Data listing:
━━━━━━━━━━━━━━━━━━━━━━━━━━━━━━

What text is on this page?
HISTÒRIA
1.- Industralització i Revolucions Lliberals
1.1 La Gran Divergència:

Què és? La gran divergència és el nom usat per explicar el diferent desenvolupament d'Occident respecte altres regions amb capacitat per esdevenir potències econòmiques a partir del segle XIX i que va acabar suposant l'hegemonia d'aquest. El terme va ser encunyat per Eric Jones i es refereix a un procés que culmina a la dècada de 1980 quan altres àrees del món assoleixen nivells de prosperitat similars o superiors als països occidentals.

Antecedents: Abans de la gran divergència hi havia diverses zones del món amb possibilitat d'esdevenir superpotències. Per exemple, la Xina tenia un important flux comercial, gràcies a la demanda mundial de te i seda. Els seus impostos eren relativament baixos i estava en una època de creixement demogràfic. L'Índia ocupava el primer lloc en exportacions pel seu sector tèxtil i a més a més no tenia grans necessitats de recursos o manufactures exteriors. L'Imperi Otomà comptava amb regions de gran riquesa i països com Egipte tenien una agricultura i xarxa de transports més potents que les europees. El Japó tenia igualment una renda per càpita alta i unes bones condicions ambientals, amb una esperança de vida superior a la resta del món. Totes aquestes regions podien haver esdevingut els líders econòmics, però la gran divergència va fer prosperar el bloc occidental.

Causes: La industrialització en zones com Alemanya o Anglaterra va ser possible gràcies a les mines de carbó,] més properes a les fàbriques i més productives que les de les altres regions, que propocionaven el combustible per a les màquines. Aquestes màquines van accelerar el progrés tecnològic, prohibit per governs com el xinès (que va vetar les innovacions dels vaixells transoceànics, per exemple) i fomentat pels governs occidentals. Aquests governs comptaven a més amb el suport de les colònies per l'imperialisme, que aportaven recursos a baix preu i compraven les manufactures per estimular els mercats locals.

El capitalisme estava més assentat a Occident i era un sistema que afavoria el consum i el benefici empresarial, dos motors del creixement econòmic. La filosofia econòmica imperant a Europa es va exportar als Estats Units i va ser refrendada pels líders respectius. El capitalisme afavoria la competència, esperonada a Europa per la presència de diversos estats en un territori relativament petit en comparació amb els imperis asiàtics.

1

━━━━━━━━━━━━━━━━━━━━━━━━━━━━━━

Take the entries above and transcribe them exactly.

What text is on this page?
HISTÒRIA
1.- Industralització i Revolucions Lliberals
1.1 La Gran Divergència:

Què és? La gran divergència és el nom usat per explicar el diferent desenvolupament d'Occident respecte altres regions amb capacitat per esdevenir potències econòmiques a partir del segle XIX i que va acabar suposant l'hegemonia d'aquest. El terme va ser encunyat per Eric Jones i es refereix a un procés que culmina a la dècada de 1980 quan altres àrees del món assoleixen nivells de prosperitat similars o superiors als països occidentals.

Antecedents: Abans de la gran divergència hi havia diverses zones del món amb possibilitat d'esdevenir superpotències. Per exemple, la Xina tenia un important flux comercial, gràcies a la demanda mundial de te i seda. Els seus impostos eren relativament baixos i estava en una època de creixement demogràfic. L'Índia ocupava el primer lloc en exportacions pel seu sector tèxtil i a més a més no tenia grans necessitats de recursos o manufactures exteriors. L'Imperi Otomà comptava amb regions de gran riquesa i països com Egipte tenien una agricultura i xarxa de transports més potents que les europees. El Japó tenia igualment una renda per càpita alta i unes bones condicions ambientals, amb una esperança de vida superior a la resta del món. Totes aquestes regions podien haver esdevingut els líders econòmics, però la gran divergència va fer prosperar el bloc occidental.

Causes: La industrialització en zones com Alemanya o Anglaterra va ser possible gràcies a les mines de carbó,] més properes a les fàbriques i més productives que les de les altres regions, que propocionaven el combustible per a les màquines. Aquestes màquines van accelerar el progrés tecnològic, prohibit per governs com el xinès (que va vetar les innovacions dels vaixells transoceànics, per exemple) i fomentat pels governs occidentals. Aquests governs comptaven a més amb el suport de les colònies per l'imperialisme, que aportaven recursos a baix preu i compraven les manufactures per estimular els mercats locals.

El capitalisme estava més assentat a Occident i era un sistema que afavoria el consum i el benefici empresarial, dos motors del creixement econòmic. La filosofia econòmica imperant a Europa es va exportar als Estats Units i va ser refrendada pels líders respectius. El capitalisme afavoria la competència, esperonada a Europa per la presència de diversos estats en un territori relativament petit en comparació amb els imperis asiàtics.

1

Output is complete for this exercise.